[Entries taken from a collection]
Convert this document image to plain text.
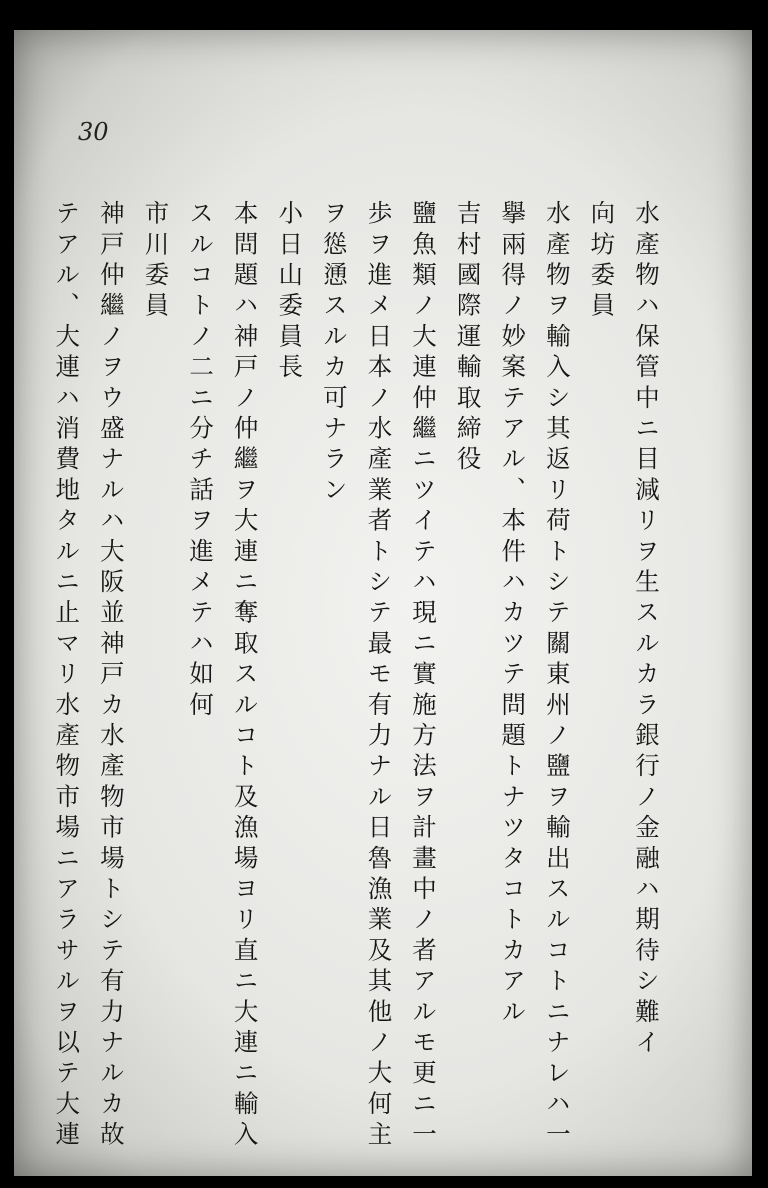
30

水產物ハ保管中ニ目減リヲ生スルカラ銀行ノ金融ハ期待シ難イ

向坊委員

水產物ヲ輸入シ其返リ荷トシテ關東州ノ鹽ヲ輸出スルコトニナレハ一

擧兩得ノ妙案テアル、本件ハカツテ問題トナツタコトカアル

吉村國際運輸取締役

鹽魚類ノ大連仲繼ニツイテハ現ニ實施方法ヲ計畫中ノ者アルモ更ニ一

歩ヲ進メ日本ノ水產業者トシテ最モ有力ナル日魯漁業及其他ノ大何主

ヲ慫慂スルカ可ナラン

小日山委員長

本問題ハ神戸ノ仲繼ヲ大連ニ奪取スルコト及漁場ヨリ直ニ大連ニ輸入

スルコトノ二ニ分チ話ヲ進メテハ如何

市川委員

神戸仲繼ノヲウ盛ナルハ大阪並神戸カ水產物市場トシテ有力ナルカ故

テアル、大連ハ消費地タルニ止マリ水產物市場ニアラサルヲ以テ大連
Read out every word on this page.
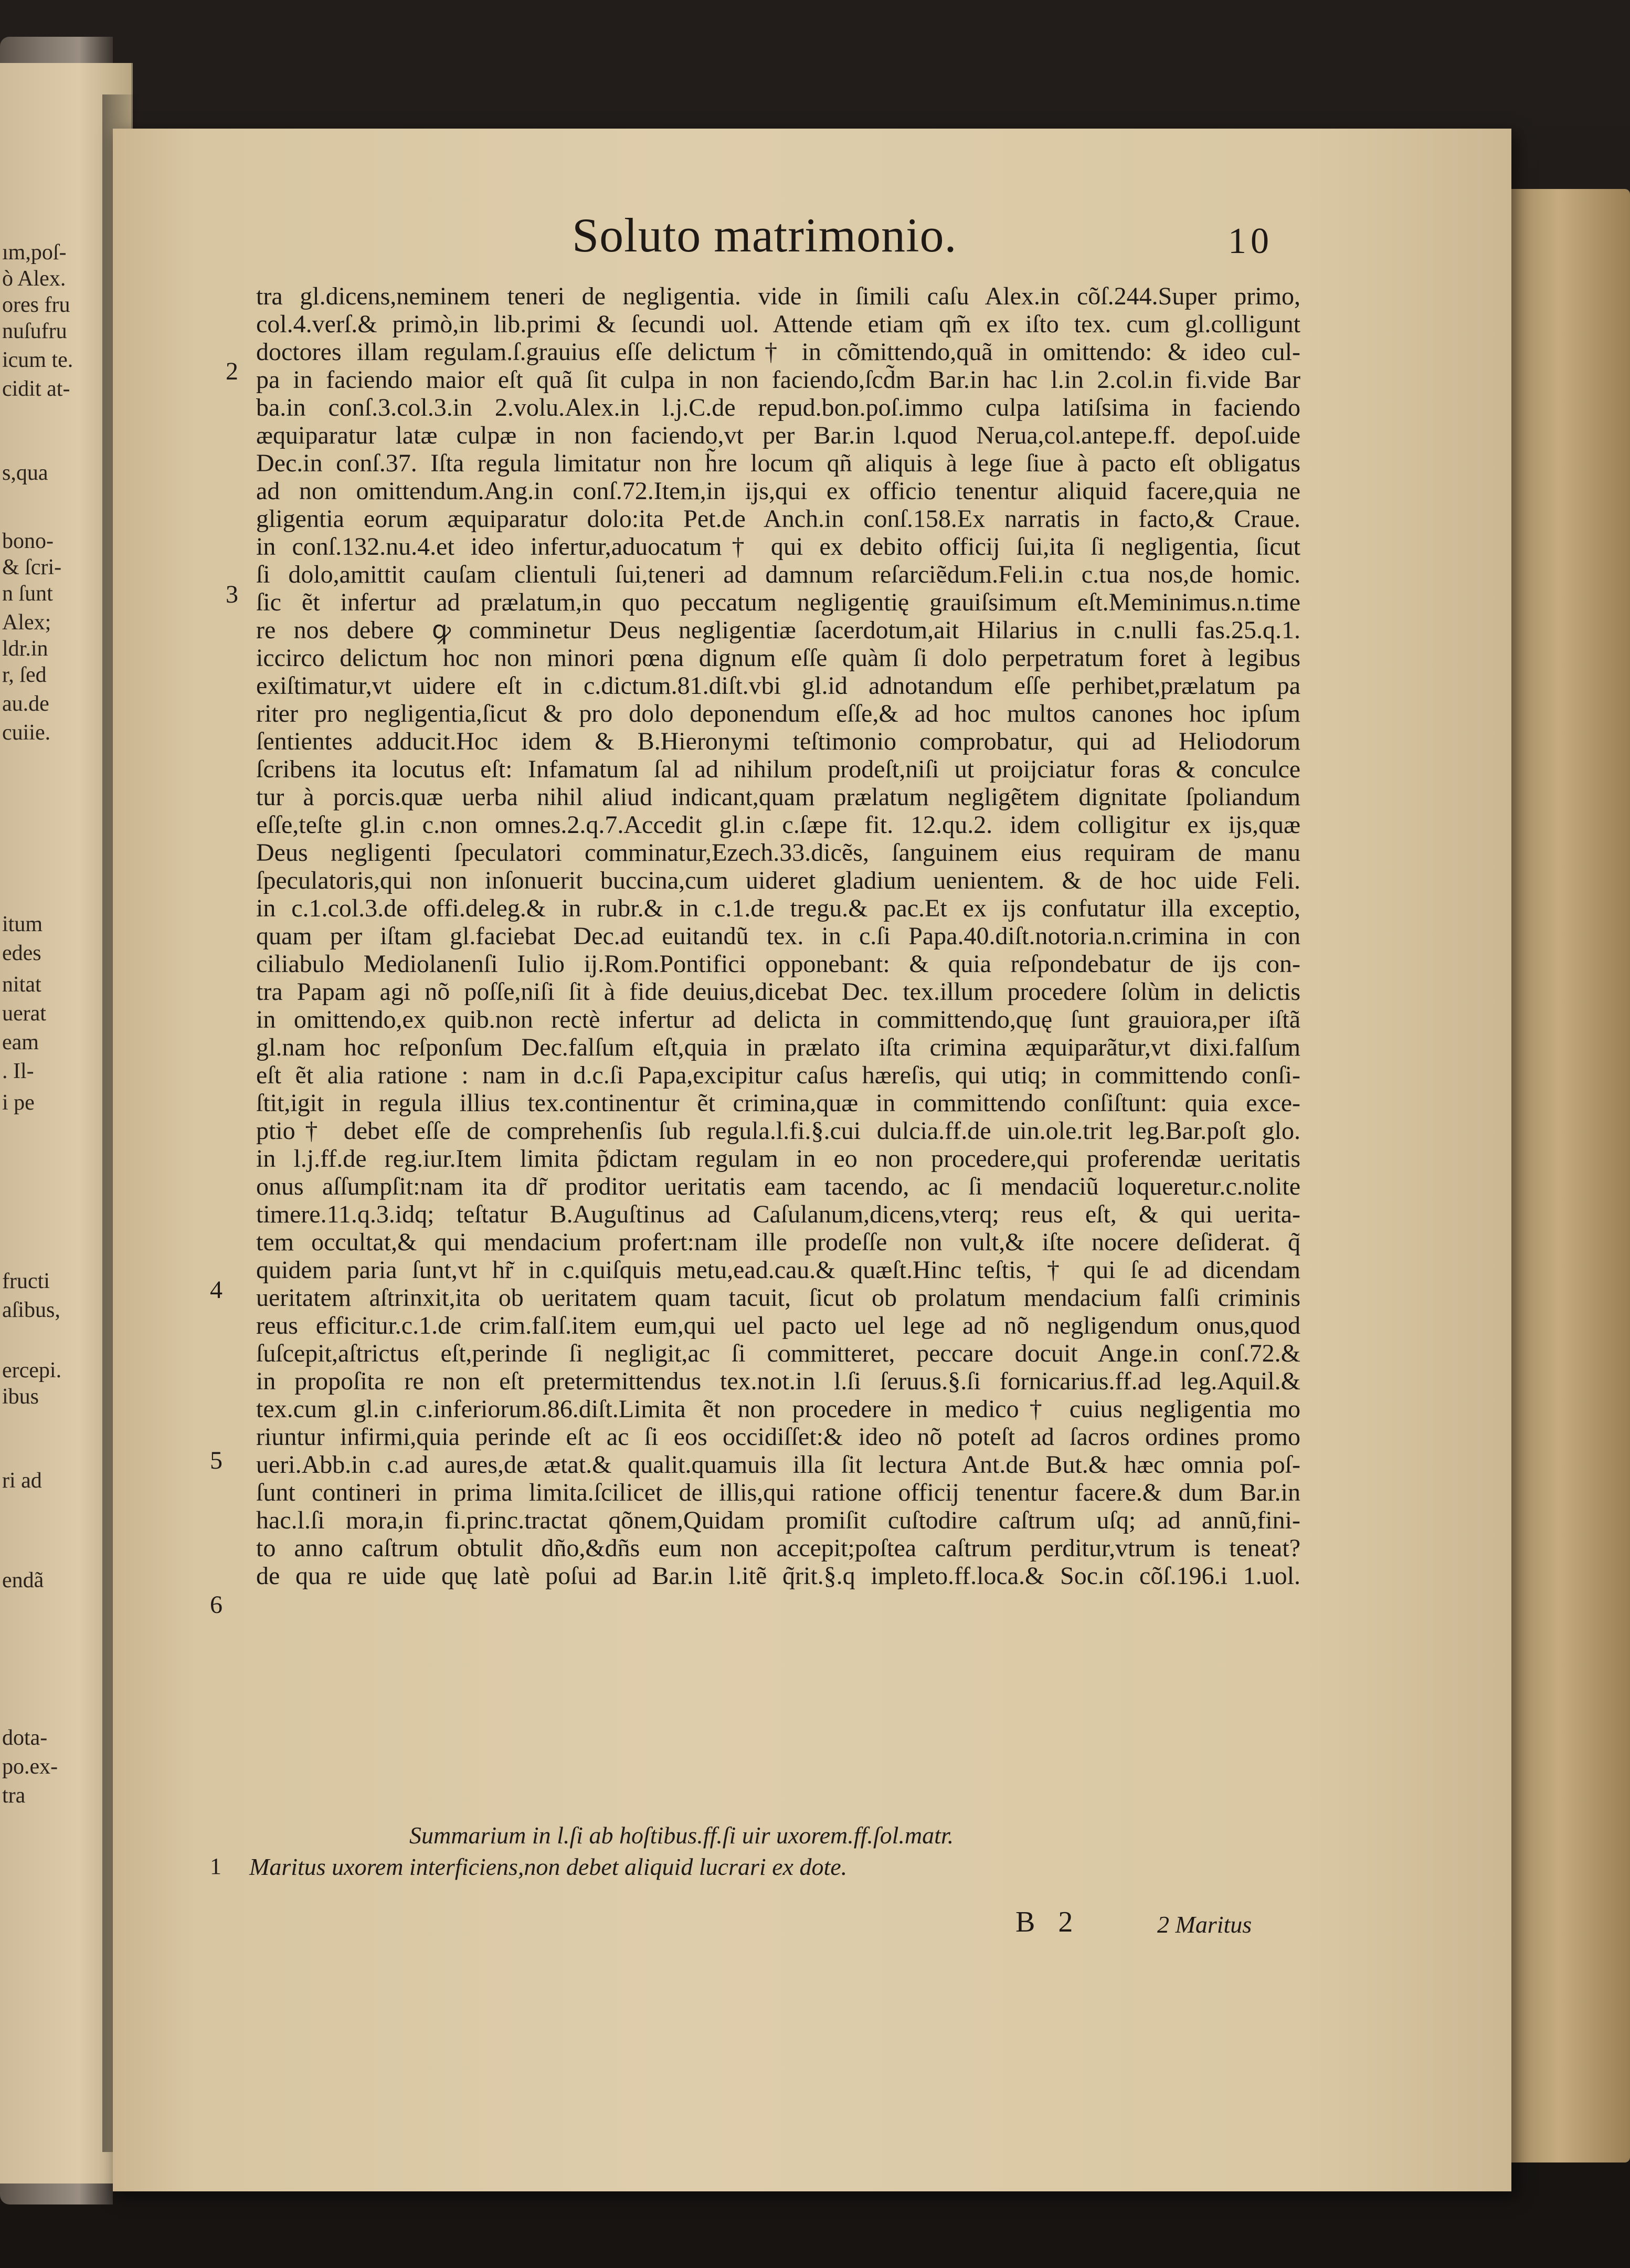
ım,poſ-
ò Alex.
ores fru
nuſufru
icum te.
cidit at-
s,qua
bono-
& ſcri-
n ſunt
Alex;
ldr.in
r, ſed
au.de
cuiie.
itum
edes
nitat
uerat
eam
. Il-
i pe
fructi
aſibus,
ercepi.
ibus
ri ad
endã
dota-
po.ex-
tra
Soluto matrimonio.	10
2
3
4
5
6
tra gl.dicens,neminem teneri de negligentia. vide in ſimili caſu Alex.in cõſ.244.Super primo,
col.4.verſ.& primò,in lib.primi & ſecundi uol. Attende etiam qm̃ ex iſto tex. cum gl.colligunt
doctores illam regulam.ſ.grauius eſſe delictum† in cõmittendo,quã in omittendo: & ideo cul-
pa in faciendo maior eſt quã ſit culpa in non faciendo,ſcd̃m Bar.in hac l.in 2.col.in fi.vide Bar
ba.in conſ.3.col.3.in 2.volu.Alex.in l.j.C.de repud.bon.poſ.immo culpa latiſsima in faciendo
æquiparatur latæ culpæ in non faciendo,vt per Bar.in l.quod Nerua,col.antepe.ff. depoſ.uide
Dec.in conſ.37. Iſta regula limitatur non h̃re locum qñ aliquis à lege ſiue à pacto eſt obligatus
ad non omittendum.Ang.in conſ.72.Item,in ijs,qui ex officio tenentur aliquid facere,quia ne
gligentia eorum æquiparatur dolo:ita Pet.de Anch.in conſ.158.Ex narratis in facto,& Craue.
in conſ.132.nu.4.et ideo infertur,aduocatum† qui ex debito officij ſui,ita ſi negligentia, ſicut
ſi dolo,amittit cauſam clientuli ſui,teneri ad damnum reſarciẽdum.Feli.in c.tua nos,de homic.
ſic ẽt infertur ad prælatum,in quo peccatum negligentię grauiſsimum eſt.Meminimus.n.time
re nos debere ꝙ comminetur Deus negligentiæ ſacerdotum,ait Hilarius in c.nulli fas.25.q.1.
iccirco delictum hoc non minori pœna dignum eſſe quàm ſi dolo perpetratum foret à legibus
exiſtimatur,vt uidere eſt in c.dictum.81.diſt.vbi gl.id adnotandum eſſe perhibet,prælatum pa
riter pro negligentia,ſicut & pro dolo deponendum eſſe,& ad hoc multos canones hoc ipſum
ſentientes adducit.Hoc idem & B.Hieronymi teſtimonio comprobatur, qui ad Heliodorum
ſcribens ita locutus eſt: Infamatum ſal ad nihilum prodeſt,niſi ut proijciatur foras & conculce
tur à porcis.quæ uerba nihil aliud indicant,quam prælatum negligẽtem dignitate ſpoliandum
eſſe,teſte gl.in c.non omnes.2.q.7.Accedit gl.in c.ſæpe fit. 12.qu.2. idem colligitur ex ijs,quæ
Deus negligenti ſpeculatori comminatur,Ezech.33.dicẽs, ſanguinem eius requiram de manu
ſpeculatoris,qui non inſonuerit buccina,cum uideret gladium uenientem. & de hoc uide Feli.
in c.1.col.3.de offi.deleg.& in rubr.& in c.1.de tregu.& pac.Et ex ijs confutatur illa exceptio,
quam per iſtam gl.faciebat Dec.ad euitandũ tex. in c.ſi Papa.40.diſt.notoria.n.crimina in con
ciliabulo Mediolanenſi Iulio ij.Rom.Pontifici opponebant: & quia reſpondebatur de ijs con-
tra Papam agi nõ poſſe,niſi ſit à fide deuius,dicebat Dec. tex.illum procedere ſolùm in delictis
in omittendo,ex quib.non rectè infertur ad delicta in committendo,quę ſunt grauiora,per iſtã
gl.nam hoc reſponſum Dec.falſum eſt,quia in prælato iſta crimina æquiparãtur,vt dixi.falſum
eſt ẽt alia ratione : nam in d.c.ſi Papa,excipitur caſus hæreſis, qui utiq; in committendo conſi-
ſtit,igit in regula illius tex.continentur ẽt crimina,quæ in committendo conſiſtunt: quia exce-
ptio† debet eſſe de comprehenſis ſub regula.l.fi.§.cui dulcia.ff.de uin.ole.trit leg.Bar.poſt glo.
in l.j.ff.de reg.iur.Item limita p̃dictam regulam in eo non procedere,qui proferendæ ueritatis
onus aſſumpſit:nam ita dr̃ proditor ueritatis eam tacendo, ac ſi mendaciũ loqueretur.c.nolite
timere.11.q.3.idq; teſtatur B.Auguſtinus ad Caſulanum,dicens,vterq; reus eſt, & qui uerita-
tem occultat,& qui mendacium profert:nam ille prodeſſe non vult,& iſte nocere deſiderat. q̃
quidem paria ſunt,vt hr̃ in c.quiſquis metu,ead.cau.& quæſt.Hinc teſtis, † qui ſe ad dicendam
ueritatem aſtrinxit,ita ob ueritatem quam tacuit, ſicut ob prolatum mendacium falſi criminis
reus efficitur.c.1.de crim.falſ.item eum,qui uel pacto uel lege ad nõ negligendum onus,quod
ſuſcepit,aſtrictus eſt,perinde ſi negligit,ac ſi committeret, peccare docuit Ange.in conſ.72.&
in propoſita re non eſt pretermittendus tex.not.in l.ſi ſeruus.§.ſi fornicarius.ff.ad leg.Aquil.&
tex.cum gl.in c.inferiorum.86.diſt.Limita ẽt non procedere in medico† cuius negligentia mo
riuntur infirmi,quia perinde eſt ac ſi eos occidiſſet:& ideo nõ poteſt ad ſacros ordines promo
ueri.Abb.in c.ad aures,de ætat.& qualit.quamuis illa ſit lectura Ant.de But.& hæc omnia poſ-
ſunt contineri in prima limita.ſcilicet de illis,qui ratione officij tenentur facere.& dum Bar.in
hac.l.ſi mora,in fi.princ.tractat qõnem,Quidam promiſit cuſtodire caſtrum uſq; ad annũ,fini-
to anno caſtrum obtulit dño,&dñs eum non accepit;poſtea caſtrum perditur,vtrum is teneat?
de qua re uide quę latè poſui ad Bar.in l.itẽ q̃rit.§.q impleto.ff.loca.& Soc.in cõſ.196.i 1.uol.
Summarium in l.ſi ab hoſtibus.ff.ſi uir uxorem.ff.ſol.matr.
1 Maritus uxorem interficiens,non debet aliquid lucrari ex dote.
B 2	2 Maritus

Written instruction:
The records shown above are to be repeated exactly, with the pictures left out.

Full solution:
Convert this document image to plain text.
30

水產物ハ保管中ニ目減リヲ生スルカラ銀行ノ金融ハ期待シ難イ

向坊委員

水產物ヲ輸入シ其返リ荷トシテ關東州ノ鹽ヲ輸出スルコトニナレハ一

擧兩得ノ妙案テアル、本件ハカツテ問題トナツタコトカアル

吉村國際運輸取締役

鹽魚類ノ大連仲繼ニツイテハ現ニ實施方法ヲ計畫中ノ者アルモ更ニ一

歩ヲ進メ日本ノ水產業者トシテ最モ有力ナル日魯漁業及其他ノ大何主

ヲ慫慂スルカ可ナラン

小日山委員長

本問題ハ神戸ノ仲繼ヲ大連ニ奪取スルコト及漁場ヨリ直ニ大連ニ輸入

スルコトノ二ニ分チ話ヲ進メテハ如何

市川委員

神戸仲繼ノヲウ盛ナルハ大阪並神戸カ水產物市場トシテ有力ナルカ故

テアル、大連ハ消費地タルニ止マリ水產物市場ニアラサルヲ以テ大連
Read out every word on this page.
ım,poſ-
ò Alex.
ores fru
nuſufru
icum te.
cidit at-
s,qua
bono-
& ſcri-
n ſunt
Alex;
ldr.in
r, ſed
au.de
cuiie.
itum
edes
nitat
uerat
eam
. Il-
i pe
fructi
aſibus,
ercepi.
ibus
ri ad
endã
dota-
po.ex-
tra
Soluto matrimonio.	10
2
3
4
5
6
tra gl.dicens,neminem teneri de negligentia. vide in ſimili caſu Alex.in cõſ.244.Super primo,
col.4.verſ.& primò,in lib.primi & ſecundi uol. Attende etiam qm̃ ex iſto tex. cum gl.colligunt
doctores illam regulam.ſ.grauius eſſe delictum† in cõmittendo,quã in omittendo: & ideo cul-
pa in faciendo maior eſt quã ſit culpa in non faciendo,ſcd̃m Bar.in hac l.in 2.col.in fi.vide Bar
ba.in conſ.3.col.3.in 2.volu.Alex.in l.j.C.de repud.bon.poſ.immo culpa latiſsima in faciendo
æquiparatur latæ culpæ in non faciendo,vt per Bar.in l.quod Nerua,col.antepe.ff. depoſ.uide
Dec.in conſ.37. Iſta regula limitatur non h̃re locum qñ aliquis à lege ſiue à pacto eſt obligatus
ad non omittendum.Ang.in conſ.72.Item,in ijs,qui ex officio tenentur aliquid facere,quia ne
gligentia eorum æquiparatur dolo:ita Pet.de Anch.in conſ.158.Ex narratis in facto,& Craue.
in conſ.132.nu.4.et ideo infertur,aduocatum† qui ex debito officij ſui,ita ſi negligentia, ſicut
ſi dolo,amittit cauſam clientuli ſui,teneri ad damnum reſarciẽdum.Feli.in c.tua nos,de homic.
ſic ẽt infertur ad prælatum,in quo peccatum negligentię grauiſsimum eſt.Meminimus.n.time
re nos debere ꝙ comminetur Deus negligentiæ ſacerdotum,ait Hilarius in c.nulli fas.25.q.1.
iccirco delictum hoc non minori pœna dignum eſſe quàm ſi dolo perpetratum foret à legibus
exiſtimatur,vt uidere eſt in c.dictum.81.diſt.vbi gl.id adnotandum eſſe perhibet,prælatum pa
riter pro negligentia,ſicut & pro dolo deponendum eſſe,& ad hoc multos canones hoc ipſum
ſentientes adducit.Hoc idem & B.Hieronymi teſtimonio comprobatur, qui ad Heliodorum
ſcribens ita locutus eſt: Infamatum ſal ad nihilum prodeſt,niſi ut proijciatur foras & conculce
tur à porcis.quæ uerba nihil aliud indicant,quam prælatum negligẽtem dignitate ſpoliandum
eſſe,teſte gl.in c.non omnes.2.q.7.Accedit gl.in c.ſæpe fit. 12.qu.2. idem colligitur ex ijs,quæ
Deus negligenti ſpeculatori comminatur,Ezech.33.dicẽs, ſanguinem eius requiram de manu
ſpeculatoris,qui non inſonuerit buccina,cum uideret gladium uenientem. & de hoc uide Feli.
in c.1.col.3.de offi.deleg.& in rubr.& in c.1.de tregu.& pac.Et ex ijs confutatur illa exceptio,
quam per iſtam gl.faciebat Dec.ad euitandũ tex. in c.ſi Papa.40.diſt.notoria.n.crimina in con
ciliabulo Mediolanenſi Iulio ij.Rom.Pontifici opponebant: & quia reſpondebatur de ijs con-
tra Papam agi nõ poſſe,niſi ſit à fide deuius,dicebat Dec. tex.illum procedere ſolùm in delictis
in omittendo,ex quib.non rectè infertur ad delicta in committendo,quę ſunt grauiora,per iſtã
gl.nam hoc reſponſum Dec.falſum eſt,quia in prælato iſta crimina æquiparãtur,vt dixi.falſum
eſt ẽt alia ratione : nam in d.c.ſi Papa,excipitur caſus hæreſis, qui utiq; in committendo conſi-
ſtit,igit in regula illius tex.continentur ẽt crimina,quæ in committendo conſiſtunt: quia exce-
ptio† debet eſſe de comprehenſis ſub regula.l.fi.§.cui dulcia.ff.de uin.ole.trit leg.Bar.poſt glo.
in l.j.ff.de reg.iur.Item limita p̃dictam regulam in eo non procedere,qui proferendæ ueritatis
onus aſſumpſit:nam ita dr̃ proditor ueritatis eam tacendo, ac ſi mendaciũ loqueretur.c.nolite
timere.11.q.3.idq; teſtatur B.Auguſtinus ad Caſulanum,dicens,vterq; reus eſt, & qui uerita-
tem occultat,& qui mendacium profert:nam ille prodeſſe non vult,& iſte nocere deſiderat. q̃
quidem paria ſunt,vt hr̃ in c.quiſquis metu,ead.cau.& quæſt.Hinc teſtis, † qui ſe ad dicendam
ueritatem aſtrinxit,ita ob ueritatem quam tacuit, ſicut ob prolatum mendacium falſi criminis
reus efficitur.c.1.de crim.falſ.item eum,qui uel pacto uel lege ad nõ negligendum onus,quod
ſuſcepit,aſtrictus eſt,perinde ſi negligit,ac ſi committeret, peccare docuit Ange.in conſ.72.&
in propoſita re non eſt pretermittendus tex.not.in l.ſi ſeruus.§.ſi fornicarius.ff.ad leg.Aquil.&
tex.cum gl.in c.inferiorum.86.diſt.Limita ẽt non procedere in medico† cuius negligentia mo
riuntur infirmi,quia perinde eſt ac ſi eos occidiſſet:& ideo nõ poteſt ad ſacros ordines promo
ueri.Abb.in c.ad aures,de ætat.& qualit.quamuis illa ſit lectura Ant.de But.& hæc omnia poſ-
ſunt contineri in prima limita.ſcilicet de illis,qui ratione officij tenentur facere.& dum Bar.in
hac.l.ſi mora,in fi.princ.tractat qõnem,Quidam promiſit cuſtodire caſtrum uſq; ad annũ,fini-
to anno caſtrum obtulit dño,&dñs eum non accepit;poſtea caſtrum perditur,vtrum is teneat?
de qua re uide quę latè poſui ad Bar.in l.itẽ q̃rit.§.q impleto.ff.loca.& Soc.in cõſ.196.i 1.uol.
Summarium in l.ſi ab hoſtibus.ff.ſi uir uxorem.ff.ſol.matr.
1 Maritus uxorem interficiens,non debet aliquid lucrari ex dote.
B 2	2 Maritus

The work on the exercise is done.